> **What you have to do**:
State how many lines of the listing below include the word "money". Give only the number.

** BEGIN Provided records **

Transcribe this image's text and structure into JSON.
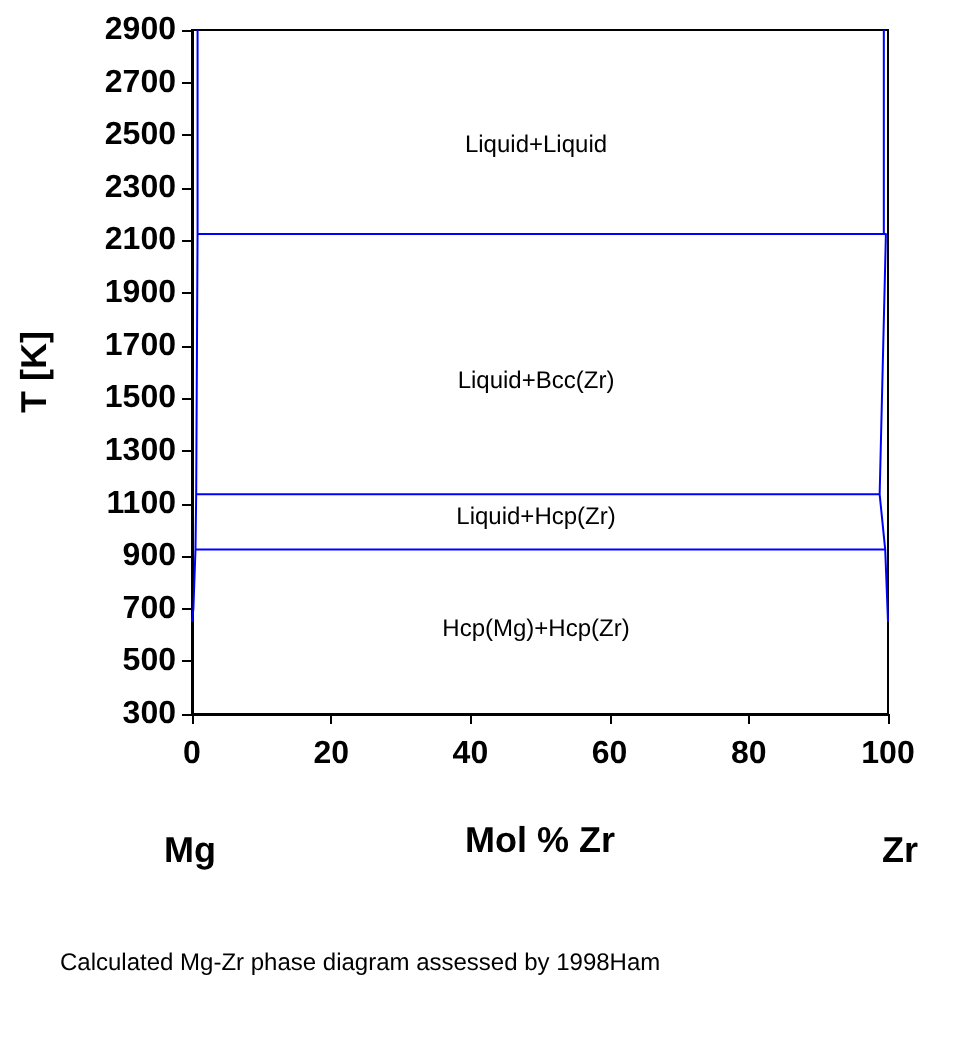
{
  "chart_data": {
    "type": "line",
    "xlabel": "Mol % Zr",
    "ylabel": "T [K]",
    "xlim": [
      0,
      100
    ],
    "xticks": [
      0,
      20,
      40,
      60,
      80,
      100
    ],
    "ylim": [
      300,
      2900
    ],
    "yticks": [
      300,
      500,
      700,
      900,
      1100,
      1300,
      1500,
      1700,
      1900,
      2100,
      2300,
      2500,
      2700,
      2900
    ],
    "grid": false,
    "marker": "none",
    "line_style": "solid",
    "series": [
      {
        "color": "#0000ff",
        "x": [
          0.8,
          0.8,
          0.6,
          0.5,
          0.2,
          0
        ],
        "values": [
          2900,
          2125,
          1135,
          925,
          700,
          650
        ]
      },
      {
        "color": "#0000ff",
        "x": [
          99.4,
          99.4,
          99.7,
          98.8,
          99.6,
          100
        ],
        "values": [
          2900,
          2125,
          2125,
          1135,
          925,
          650
        ]
      },
      {
        "color": "#0000ff",
        "x": [
          0.8,
          99.7
        ],
        "values": [
          2125,
          2125
        ]
      },
      {
        "color": "#0000ff",
        "x": [
          0.6,
          98.8
        ],
        "values": [
          1135,
          1135
        ]
      },
      {
        "color": "#0000ff",
        "x": [
          0.5,
          99.6
        ],
        "values": [
          925,
          925
        ]
      }
    ],
    "annotations": [
      "Liquid+Liquid",
      "Liquid+Bcc(Zr)",
      "Liquid+Hcp(Zr)",
      "Hcp(Mg)+Hcp(Zr)",
      "Mg",
      "Zr",
      "Calculated Mg-Zr phase diagram assessed by 1998Ham"
    ]
  }
}
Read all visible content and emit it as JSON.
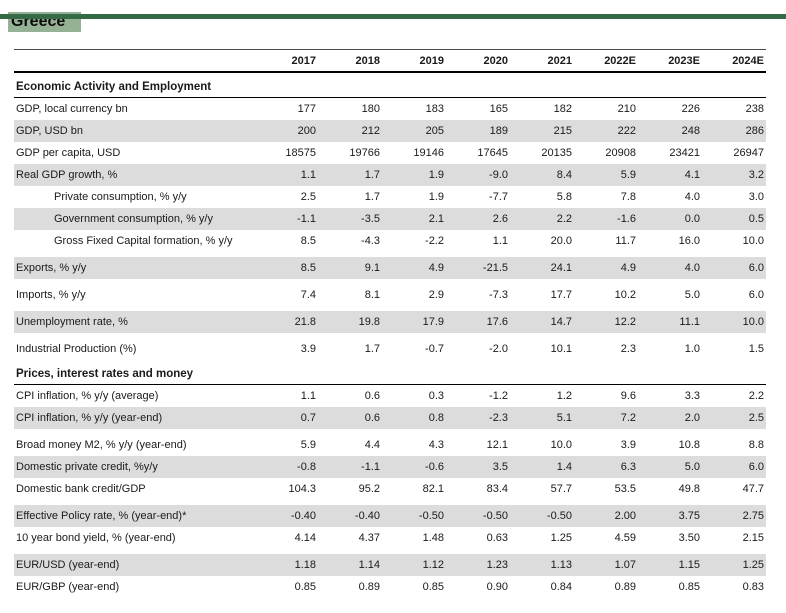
{
  "page": {
    "title": "Greece",
    "accent_bar_color": "#356a46",
    "title_highlight_color": "#95b295",
    "row_shade_color": "#dcdcdc"
  },
  "table": {
    "columns": [
      "2017",
      "2018",
      "2019",
      "2020",
      "2021",
      "2022E",
      "2023E",
      "2024E"
    ],
    "sections": [
      {
        "title": "Economic Activity and Employment",
        "rows": [
          {
            "label": "GDP, local currency bn",
            "indent": false,
            "shaded": false,
            "gap": false,
            "values": [
              "177",
              "180",
              "183",
              "165",
              "182",
              "210",
              "226",
              "238"
            ]
          },
          {
            "label": "GDP, USD bn",
            "indent": false,
            "shaded": true,
            "gap": false,
            "values": [
              "200",
              "212",
              "205",
              "189",
              "215",
              "222",
              "248",
              "286"
            ]
          },
          {
            "label": "GDP per capita, USD",
            "indent": false,
            "shaded": false,
            "gap": false,
            "values": [
              "18575",
              "19766",
              "19146",
              "17645",
              "20135",
              "20908",
              "23421",
              "26947"
            ]
          },
          {
            "label": "Real GDP growth, %",
            "indent": false,
            "shaded": true,
            "gap": false,
            "values": [
              "1.1",
              "1.7",
              "1.9",
              "-9.0",
              "8.4",
              "5.9",
              "4.1",
              "3.2"
            ]
          },
          {
            "label": "Private consumption, % y/y",
            "indent": true,
            "shaded": false,
            "gap": false,
            "values": [
              "2.5",
              "1.7",
              "1.9",
              "-7.7",
              "5.8",
              "7.8",
              "4.0",
              "3.0"
            ]
          },
          {
            "label": "Government consumption, % y/y",
            "indent": true,
            "shaded": true,
            "gap": false,
            "values": [
              "-1.1",
              "-3.5",
              "2.1",
              "2.6",
              "2.2",
              "-1.6",
              "0.0",
              "0.5"
            ]
          },
          {
            "label": "Gross Fixed Capital formation, % y/y",
            "indent": true,
            "shaded": false,
            "gap": false,
            "values": [
              "8.5",
              "-4.3",
              "-2.2",
              "1.1",
              "20.0",
              "11.7",
              "16.0",
              "10.0"
            ]
          },
          {
            "label": "Exports, % y/y",
            "indent": false,
            "shaded": true,
            "gap": true,
            "values": [
              "8.5",
              "9.1",
              "4.9",
              "-21.5",
              "24.1",
              "4.9",
              "4.0",
              "6.0"
            ]
          },
          {
            "label": "Imports, % y/y",
            "indent": false,
            "shaded": false,
            "gap": true,
            "values": [
              "7.4",
              "8.1",
              "2.9",
              "-7.3",
              "17.7",
              "10.2",
              "5.0",
              "6.0"
            ]
          },
          {
            "label": "Unemployment rate, %",
            "indent": false,
            "shaded": true,
            "gap": true,
            "values": [
              "21.8",
              "19.8",
              "17.9",
              "17.6",
              "14.7",
              "12.2",
              "11.1",
              "10.0"
            ]
          },
          {
            "label": "Industrial Production (%)",
            "indent": false,
            "shaded": false,
            "gap": true,
            "values": [
              "3.9",
              "1.7",
              "-0.7",
              "-2.0",
              "10.1",
              "2.3",
              "1.0",
              "1.5"
            ]
          }
        ]
      },
      {
        "title": "Prices, interest rates and money",
        "rows": [
          {
            "label": "CPI inflation, % y/y (average)",
            "indent": false,
            "shaded": false,
            "gap": false,
            "values": [
              "1.1",
              "0.6",
              "0.3",
              "-1.2",
              "1.2",
              "9.6",
              "3.3",
              "2.2"
            ]
          },
          {
            "label": "CPI inflation, % y/y (year-end)",
            "indent": false,
            "shaded": true,
            "gap": false,
            "values": [
              "0.7",
              "0.6",
              "0.8",
              "-2.3",
              "5.1",
              "7.2",
              "2.0",
              "2.5"
            ]
          },
          {
            "label": "Broad money M2, % y/y (year-end)",
            "indent": false,
            "shaded": false,
            "gap": true,
            "values": [
              "5.9",
              "4.4",
              "4.3",
              "12.1",
              "10.0",
              "3.9",
              "10.8",
              "8.8"
            ]
          },
          {
            "label": "Domestic private credit, %y/y",
            "indent": false,
            "shaded": true,
            "gap": false,
            "values": [
              "-0.8",
              "-1.1",
              "-0.6",
              "3.5",
              "1.4",
              "6.3",
              "5.0",
              "6.0"
            ]
          },
          {
            "label": "Domestic bank credit/GDP",
            "indent": false,
            "shaded": false,
            "gap": false,
            "values": [
              "104.3",
              "95.2",
              "82.1",
              "83.4",
              "57.7",
              "53.5",
              "49.8",
              "47.7"
            ]
          },
          {
            "label": "Effective Policy rate, % (year-end)*",
            "indent": false,
            "shaded": true,
            "gap": true,
            "values": [
              "-0.40",
              "-0.40",
              "-0.50",
              "-0.50",
              "-0.50",
              "2.00",
              "3.75",
              "2.75"
            ]
          },
          {
            "label": "10 year bond yield, % (year-end)",
            "indent": false,
            "shaded": false,
            "gap": false,
            "values": [
              "4.14",
              "4.37",
              "1.48",
              "0.63",
              "1.25",
              "4.59",
              "3.50",
              "2.15"
            ]
          },
          {
            "label": "EUR/USD (year-end)",
            "indent": false,
            "shaded": true,
            "gap": true,
            "values": [
              "1.18",
              "1.14",
              "1.12",
              "1.23",
              "1.13",
              "1.07",
              "1.15",
              "1.25"
            ]
          },
          {
            "label": "EUR/GBP (year-end)",
            "indent": false,
            "shaded": false,
            "gap": false,
            "values": [
              "0.85",
              "0.89",
              "0.85",
              "0.90",
              "0.84",
              "0.89",
              "0.85",
              "0.83"
            ]
          }
        ]
      }
    ]
  }
}
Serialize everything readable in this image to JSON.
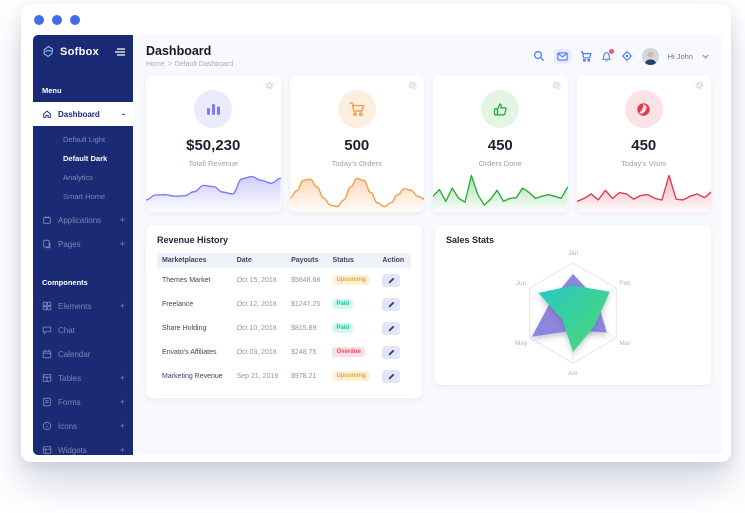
{
  "colors": {
    "accent_blue": "#3e6fe4",
    "sidebar_bg": "#1b2a75",
    "status_upcoming": "#f5a623",
    "status_paid": "#10c79c",
    "status_overdue": "#ee4b63"
  },
  "sidebar": {
    "logo_text": "Sofbox",
    "section_menu": "Menu",
    "dashboard_label": "Dashboard",
    "dashboard_collapse": "-",
    "dashboard_children": [
      "Default Light",
      "Default Dark",
      "Analytics",
      "Smart Home"
    ],
    "menu_items": [
      {
        "label": "Applications",
        "suffix": "+"
      },
      {
        "label": "Pages",
        "suffix": "+"
      }
    ],
    "section_components": "Components",
    "component_items": [
      {
        "label": "Elements",
        "suffix": "+"
      },
      {
        "label": "Chat",
        "suffix": ""
      },
      {
        "label": "Calendar",
        "suffix": ""
      },
      {
        "label": "Tables",
        "suffix": "+"
      },
      {
        "label": "Forms",
        "suffix": "+"
      },
      {
        "label": "Icons",
        "suffix": "+"
      },
      {
        "label": "Widgets",
        "suffix": "+"
      }
    ]
  },
  "header": {
    "title": "Dashboard",
    "breadcrumb_home": "Home",
    "breadcrumb_separator": ">",
    "breadcrumb_current": "Default Dashboard",
    "user_greeting": "Hi John"
  },
  "stat_cards": [
    {
      "value": "$50,230",
      "label": "Totall Revenue"
    },
    {
      "value": "500",
      "label": "Today's Orders"
    },
    {
      "value": "450",
      "label": "Orders Done"
    },
    {
      "value": "450",
      "label": "Today's Visits"
    }
  ],
  "revenue_history": {
    "title": "Revenue History",
    "columns": [
      "Marketplaces",
      "Date",
      "Payouts",
      "Status",
      "Action"
    ],
    "rows": [
      {
        "marketplace": "Themes Market",
        "date": "Oct 15, 2018",
        "payout": "$5848.68",
        "status": "Upcoming"
      },
      {
        "marketplace": "Freelance",
        "date": "Oct 12, 2018",
        "payout": "$1247.25",
        "status": "Paid"
      },
      {
        "marketplace": "Share Holding",
        "date": "Oct 10, 2018",
        "payout": "$815.89",
        "status": "Paid"
      },
      {
        "marketplace": "Envato's Affiliates",
        "date": "Oct 03, 2018",
        "payout": "$248.75",
        "status": "Overdue"
      },
      {
        "marketplace": "Marketing Revenue",
        "date": "Sep 21, 2018",
        "payout": "$978.21",
        "status": "Upcoming"
      }
    ]
  },
  "sales_stats": {
    "title": "Sales Stats"
  },
  "chart_data": [
    {
      "type": "area",
      "name": "total-revenue-sparkline",
      "color": "#7d7bf2",
      "smooth": true,
      "ylim": [
        0,
        10
      ],
      "values": [
        3,
        4.3,
        4.4,
        4,
        4.1,
        5.2,
        6.9,
        6.6,
        5.1,
        4.6,
        8.7,
        9.3,
        8.3,
        7.5,
        8.8
      ]
    },
    {
      "type": "area",
      "name": "todays-orders-sparkline",
      "color": "#f69b4a",
      "smooth": true,
      "ylim": [
        0,
        10
      ],
      "values": [
        3.5,
        5.5,
        8.3,
        8.6,
        6.5,
        3.5,
        1.6,
        1.2,
        3,
        6.5,
        8.8,
        8.2,
        5,
        2.2,
        1.2,
        2.2,
        4.4,
        6,
        5.6,
        4,
        3.2
      ]
    },
    {
      "type": "area",
      "name": "orders-done-sparkline",
      "color": "#2eab36",
      "smooth": false,
      "ylim": [
        0,
        10
      ],
      "values": [
        4,
        5.8,
        2.6,
        6.2,
        3.4,
        2.4,
        9.6,
        4.4,
        1.6,
        3.2,
        5.6,
        2.6,
        3.4,
        3.6,
        6.2,
        5,
        3.4,
        4,
        4.4,
        4,
        3.4,
        6.4
      ]
    },
    {
      "type": "area",
      "name": "todays-visits-sparkline",
      "color": "#e23a4e",
      "smooth": false,
      "ylim": [
        0,
        10
      ],
      "values": [
        2.6,
        3.4,
        4.6,
        3,
        5.6,
        3.4,
        5,
        4.6,
        3.2,
        4.2,
        4.4,
        3.4,
        3,
        9.6,
        3.2,
        3,
        4,
        4.6,
        3.6,
        5.2
      ]
    },
    {
      "type": "radar",
      "name": "sales-stats-radar",
      "title": "Sales Stats",
      "categories": [
        "Jan",
        "Feb",
        "Mar",
        "Apr",
        "May",
        "Jun"
      ],
      "max": 100,
      "grid": "hexagon",
      "legend": "none",
      "series": [
        {
          "name": "series-purple",
          "color": "#8d86dd",
          "values": [
            78,
            55,
            78,
            35,
            95,
            50
          ]
        },
        {
          "name": "series-teal",
          "color": "#27c8c4",
          "color2": "#4fd96f",
          "values": [
            55,
            85,
            50,
            78,
            25,
            80
          ]
        }
      ]
    }
  ]
}
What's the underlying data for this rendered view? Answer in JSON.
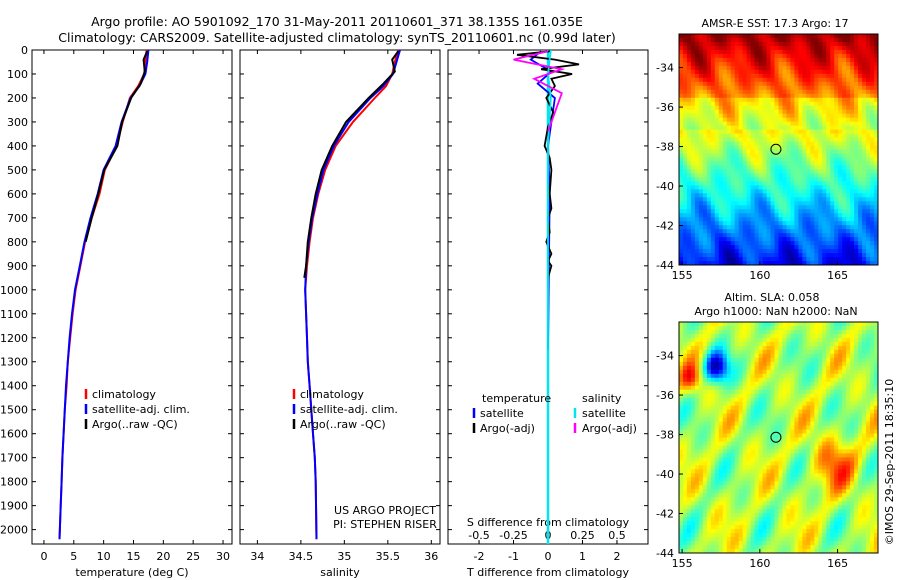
{
  "title": {
    "line1": "Argo profile: AO 5901092_170 31-May-2011 20110601_371 38.135S 161.035E",
    "line2": "Climatology: CARS2009. Satellite-adjusted climatology: synTS_20110601.nc (0.99d later)"
  },
  "project_credit": {
    "line1": "US ARGO PROJECT",
    "line2": "PI: STEPHEN RISER"
  },
  "side_stamp": "©IMOS 29-Sep-2011 18:35:10",
  "colors": {
    "climatology": "#ff0000",
    "satellite": "#0000ff",
    "argo": "#000000",
    "salinity_satellite": "#00e5ee",
    "salinity_argo": "#ff00ff",
    "ref_line": "#00e5ee"
  },
  "chart_data": [
    {
      "type": "line",
      "xlabel": "temperature (deg C)",
      "ylabel": "",
      "xlim": [
        -2,
        31.5
      ],
      "ylim": [
        2060,
        0
      ],
      "xticks": [
        0,
        5,
        10,
        15,
        20,
        25,
        30
      ],
      "yticks": [
        0,
        100,
        200,
        300,
        400,
        500,
        600,
        700,
        800,
        900,
        1000,
        1100,
        1200,
        1300,
        1400,
        1500,
        1600,
        1700,
        1800,
        1900,
        2000
      ],
      "legend": [
        "climatology",
        "satellite-adj. clim.",
        "Argo(..raw -QC)"
      ],
      "legend_placement": "lower-center",
      "series": [
        {
          "name": "climatology",
          "x": [
            17.2,
            17.0,
            16.8,
            15.8,
            14.4,
            13.2,
            12.2,
            10.2,
            9.3,
            8.0,
            6.9,
            6.1,
            5.3,
            4.8,
            4.4,
            4.0,
            3.8,
            3.5,
            3.3,
            3.1,
            2.95,
            2.8,
            2.6
          ],
          "y": [
            0,
            50,
            100,
            150,
            200,
            300,
            400,
            500,
            600,
            700,
            800,
            900,
            1000,
            1100,
            1200,
            1300,
            1400,
            1500,
            1600,
            1700,
            1800,
            1900,
            2040
          ]
        },
        {
          "name": "satellite-adj. clim.",
          "x": [
            17.5,
            17.3,
            17.0,
            16.0,
            14.5,
            13.0,
            12.0,
            10.0,
            9.0,
            7.8,
            6.8,
            6.0,
            5.2,
            4.7,
            4.3,
            4.0,
            3.7,
            3.5,
            3.3,
            3.1,
            2.95,
            2.8,
            2.6
          ],
          "y": [
            0,
            50,
            100,
            150,
            200,
            300,
            400,
            500,
            600,
            700,
            800,
            900,
            1000,
            1100,
            1200,
            1300,
            1400,
            1500,
            1600,
            1700,
            1800,
            1900,
            2040
          ]
        },
        {
          "name": "Argo(..raw -QC)",
          "x": [
            17.3,
            16.7,
            16.9,
            16.2,
            14.6,
            13.1,
            12.3,
            10.1,
            9.1,
            8.0,
            7.0
          ],
          "y": [
            5,
            40,
            90,
            140,
            200,
            300,
            400,
            500,
            600,
            700,
            800
          ]
        }
      ]
    },
    {
      "type": "line",
      "xlabel": "salinity",
      "ylabel": "",
      "xlim": [
        33.8,
        36.1
      ],
      "ylim": [
        2060,
        0
      ],
      "xticks": [
        34,
        34.5,
        35,
        35.5,
        36
      ],
      "legend": [
        "climatology",
        "satellite-adj. clim.",
        "Argo(..raw -QC)"
      ],
      "legend_placement": "lower-center",
      "series": [
        {
          "name": "climatology",
          "x": [
            35.62,
            35.58,
            35.55,
            35.48,
            35.35,
            35.1,
            34.9,
            34.78,
            34.7,
            34.64,
            34.6,
            34.57,
            34.55,
            34.56,
            34.57,
            34.58,
            34.6,
            34.62,
            34.64,
            34.66,
            34.67,
            34.68
          ],
          "y": [
            0,
            50,
            100,
            150,
            200,
            300,
            400,
            500,
            600,
            700,
            800,
            900,
            1000,
            1100,
            1200,
            1300,
            1400,
            1500,
            1600,
            1700,
            1800,
            2040
          ]
        },
        {
          "name": "satellite-adj. clim.",
          "x": [
            35.64,
            35.6,
            35.56,
            35.45,
            35.3,
            35.05,
            34.88,
            34.76,
            34.69,
            34.63,
            34.59,
            34.56,
            34.55,
            34.56,
            34.57,
            34.58,
            34.6,
            34.62,
            34.64,
            34.66,
            34.67,
            34.68
          ],
          "y": [
            0,
            50,
            100,
            150,
            200,
            300,
            400,
            500,
            600,
            700,
            800,
            900,
            1000,
            1100,
            1200,
            1300,
            1400,
            1500,
            1600,
            1700,
            1800,
            2040
          ]
        },
        {
          "name": "Argo(..raw -QC)",
          "x": [
            35.62,
            35.55,
            35.58,
            35.45,
            35.28,
            35.02,
            34.86,
            34.74,
            34.67,
            34.62,
            34.58,
            34.56,
            34.54
          ],
          "y": [
            5,
            40,
            90,
            140,
            200,
            300,
            400,
            500,
            600,
            700,
            800,
            900,
            950
          ]
        }
      ]
    },
    {
      "type": "line",
      "xlabel": "T difference from climatology",
      "x2label": "S difference from climatology",
      "ylabel": "",
      "xlim": [
        -2.9,
        2.9
      ],
      "ylim": [
        2060,
        0
      ],
      "xticks": [
        -2,
        -1,
        0,
        1,
        2
      ],
      "x2lim": [
        -0.725,
        0.725
      ],
      "x2ticks": [
        -0.5,
        -0.25,
        0,
        0.25,
        0.5
      ],
      "legend": {
        "temperature_header": "temperature",
        "salinity_header": "salinity",
        "temperature": [
          "satellite",
          "Argo(-adj)"
        ],
        "salinity": [
          "satellite",
          "Argo(-adj)"
        ]
      },
      "legend_placement": "lower-center",
      "series": [
        {
          "name": "temperature satellite",
          "x": [
            -0.2,
            -0.5,
            0.1,
            -0.3,
            0.2,
            0.1,
            0.0,
            0.05,
            0.0
          ],
          "y": [
            5,
            40,
            90,
            140,
            200,
            300,
            400,
            600,
            1250
          ]
        },
        {
          "name": "temperature Argo(-adj)",
          "x": [
            0.1,
            -0.9,
            0.2,
            0.9,
            -0.2,
            0.7,
            0.1,
            0.2,
            -0.05,
            0.15,
            0.0,
            -0.1,
            0.05,
            0.1,
            0.05,
            0.1,
            0.0,
            0.05,
            -0.05,
            0.1,
            0.0,
            0.1,
            0.0
          ],
          "y": [
            5,
            20,
            40,
            60,
            80,
            100,
            120,
            150,
            200,
            260,
            320,
            400,
            450,
            500,
            600,
            660,
            700,
            760,
            800,
            850,
            880,
            900,
            950
          ]
        },
        {
          "name": "salinity satellite",
          "x": [
            0.02,
            0.0,
            0.02,
            0.0,
            0.0
          ],
          "y": [
            0,
            100,
            200,
            400,
            2040
          ]
        },
        {
          "name": "salinity Argo(-adj)",
          "x": [
            0.0,
            -0.25,
            0.1,
            -0.1,
            0.1,
            0.05,
            0.0
          ],
          "y": [
            5,
            40,
            80,
            120,
            180,
            260,
            340
          ]
        }
      ]
    },
    {
      "type": "heatmap",
      "title": "AMSR-E SST: 17.3 Argo: 17",
      "xticks": [
        155,
        160,
        165
      ],
      "yticks": [
        -34,
        -36,
        -38,
        -40,
        -42,
        -44
      ],
      "xlim": [
        154.8,
        167.6
      ],
      "ylim": [
        -44,
        -32.3
      ],
      "marker": {
        "lon": 161.035,
        "lat": -38.135
      }
    },
    {
      "type": "heatmap",
      "title": "Altim. SLA: 0.058",
      "subtitle": "Argo h1000: NaN h2000: NaN",
      "xticks": [
        155,
        160,
        165
      ],
      "yticks": [
        -34,
        -36,
        -38,
        -40,
        -42,
        -44
      ],
      "xlim": [
        154.8,
        167.6
      ],
      "ylim": [
        -44,
        -32.3
      ],
      "marker": {
        "lon": 161.035,
        "lat": -38.135
      }
    }
  ]
}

** END Provided records **

> **Result of this task**:
2